* [SET EXERCISE]:
Would you transcribe the whole listing exactly, minus its pictures?
-- Begin GIVEN DATA --
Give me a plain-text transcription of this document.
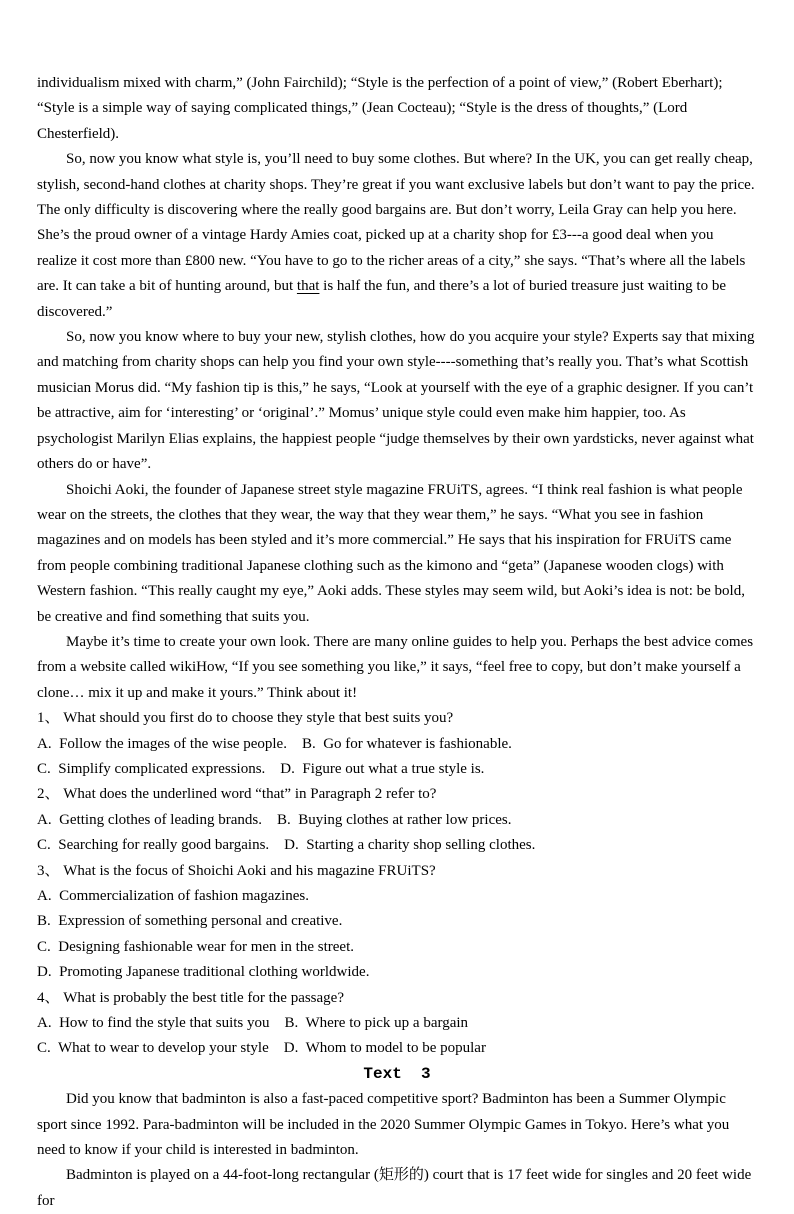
individualism mixed with charm,” (John Fairchild); “Style is the perfection of a point of view,” (Robert Eberhart); “Style is a simple way of saying complicated things,” (Jean Cocteau); “Style is the dress of thoughts,” (Lord Chesterfield).

So, now you know what style is, you’ll need to buy some clothes. But where? In the UK, you can get really cheap, stylish, second-hand clothes at charity shops. They’re great if you want exclusive labels but don’t want to pay the price. The only difficulty is discovering where the really good bargains are. But don’t worry, Leila Gray can help you here. She’s the proud owner of a vintage Hardy Amies coat, picked up at a charity shop for £3---a good deal when you realize it cost more than £800 new. “You have to go to the richer areas of a city,” she says. “That’s where all the labels are. It can take a bit of hunting around, but that is half the fun, and there’s a lot of buried treasure just waiting to be discovered.”

So, now you know where to buy your new, stylish clothes, how do you acquire your style? Experts say that mixing and matching from charity shops can help you find your own style----something that’s really you. That’s what Scottish musician Morus did. “My fashion tip is this,” he says, “Look at yourself with the eye of a graphic designer. If you can’t be attractive, aim for ‘interesting’ or ‘original’.” Momus’ unique style could even make him happier, too. As psychologist Marilyn Elias explains, the happiest people “judge themselves by their own yardsticks, never against what others do or have”.

Shoichi Aoki, the founder of Japanese street style magazine FRUiTS, agrees. “I think real fashion is what people wear on the streets, the clothes that they wear, the way that they wear them,” he says. “What you see in fashion magazines and on models has been styled and it’s more commercial.” He says that his inspiration for FRUiTS came from people combining traditional Japanese clothing such as the kimono and “geta” (Japanese wooden clogs) with Western fashion. “This really caught my eye,” Aoki adds. These styles may seem wild, but Aoki’s idea is not: be bold, be creative and find something that suits you.

Maybe it’s time to create your own look. There are many online guides to help you. Perhaps the best advice comes from a website called wikiHow, “If you see something you like,” it says, “feel free to copy, but don’t make yourself a clone… mix it up and make it yours.” Think about it!

1、 What should you first do to choose they style that best suits you?
A.  Follow the images of the wise people.    B.  Go for whatever is fashionable.
C.  Simplify complicated expressions.    D.  Figure out what a true style is.
2、 What does the underlined word “that” in Paragraph 2 refer to?
A.  Getting clothes of leading brands.    B.  Buying clothes at rather low prices.
C.  Searching for really good bargains.    D.  Starting a charity shop selling clothes.
3、 What is the focus of Shoichi Aoki and his magazine FRUiTS?
A.  Commercialization of fashion magazines.
B.  Expression of something personal and creative.
C.  Designing fashionable wear for men in the street.
D.  Promoting Japanese traditional clothing worldwide.
4、 What is probably the best title for the passage?
A.  How to find the style that suits you    B.  Where to pick up a bargain
C.  What to wear to develop your style    D.  Whom to model to be popular
Text  3

Did you know that badminton is also a fast-paced competitive sport? Badminton has been a Summer Olympic sport since 1992. Para-badminton will be included in the 2020 Summer Olympic Games in Tokyo. Here’s what you need to know if your child is interested in badminton.

Badminton is played on a 44-foot-long rectangular (矩形的) court that is 17 feet wide for singles and 20 feet wide for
-- End GIVEN DATA --
* [RESULT FOR THIS EXERCISE]:
Give me a plain-text transcription of this document.
individualism mixed with charm,” (John Fairchild); “Style is the perfection of a point of view,” (Robert Eberhart); “Style is a simple way of saying complicated things,” (Jean Cocteau); “Style is the dress of thoughts,” (Lord Chesterfield).

So, now you know what style is, you’ll need to buy some clothes. But where? In the UK, you can get really cheap, stylish, second-hand clothes at charity shops. They’re great if you want exclusive labels but don’t want to pay the price. The only difficulty is discovering where the really good bargains are. But don’t worry, Leila Gray can help you here. She’s the proud owner of a vintage Hardy Amies coat, picked up at a charity shop for £3---a good deal when you realize it cost more than £800 new. “You have to go to the richer areas of a city,” she says. “That’s where all the labels are. It can take a bit of hunting around, but that is half the fun, and there’s a lot of buried treasure just waiting to be discovered.”

So, now you know where to buy your new, stylish clothes, how do you acquire your style? Experts say that mixing and matching from charity shops can help you find your own style----something that’s really you. That’s what Scottish musician Morus did. “My fashion tip is this,” he says, “Look at yourself with the eye of a graphic designer. If you can’t be attractive, aim for ‘interesting’ or ‘original’.” Momus’ unique style could even make him happier, too. As psychologist Marilyn Elias explains, the happiest people “judge themselves by their own yardsticks, never against what others do or have”.

Shoichi Aoki, the founder of Japanese street style magazine FRUiTS, agrees. “I think real fashion is what people wear on the streets, the clothes that they wear, the way that they wear them,” he says. “What you see in fashion magazines and on models has been styled and it’s more commercial.” He says that his inspiration for FRUiTS came from people combining traditional Japanese clothing such as the kimono and “geta” (Japanese wooden clogs) with Western fashion. “This really caught my eye,” Aoki adds. These styles may seem wild, but Aoki’s idea is not: be bold, be creative and find something that suits you.

Maybe it’s time to create your own look. There are many online guides to help you. Perhaps the best advice comes from a website called wikiHow, “If you see something you like,” it says, “feel free to copy, but don’t make yourself a clone… mix it up and make it yours.” Think about it!

1、 What should you first do to choose they style that best suits you?
A.  Follow the images of the wise people.    B.  Go for whatever is fashionable.
C.  Simplify complicated expressions.    D.  Figure out what a true style is.
2、 What does the underlined word “that” in Paragraph 2 refer to?
A.  Getting clothes of leading brands.    B.  Buying clothes at rather low prices.
C.  Searching for really good bargains.    D.  Starting a charity shop selling clothes.
3、 What is the focus of Shoichi Aoki and his magazine FRUiTS?
A.  Commercialization of fashion magazines.
B.  Expression of something personal and creative.
C.  Designing fashionable wear for men in the street.
D.  Promoting Japanese traditional clothing worldwide.
4、 What is probably the best title for the passage?
A.  How to find the style that suits you    B.  Where to pick up a bargain
C.  What to wear to develop your style    D.  Whom to model to be popular
Text  3

Did you know that badminton is also a fast-paced competitive sport? Badminton has been a Summer Olympic sport since 1992. Para-badminton will be included in the 2020 Summer Olympic Games in Tokyo. Here’s what you need to know if your child is interested in badminton.

Badminton is played on a 44-foot-long rectangular (矩形的) court that is 17 feet wide for singles and 20 feet wide for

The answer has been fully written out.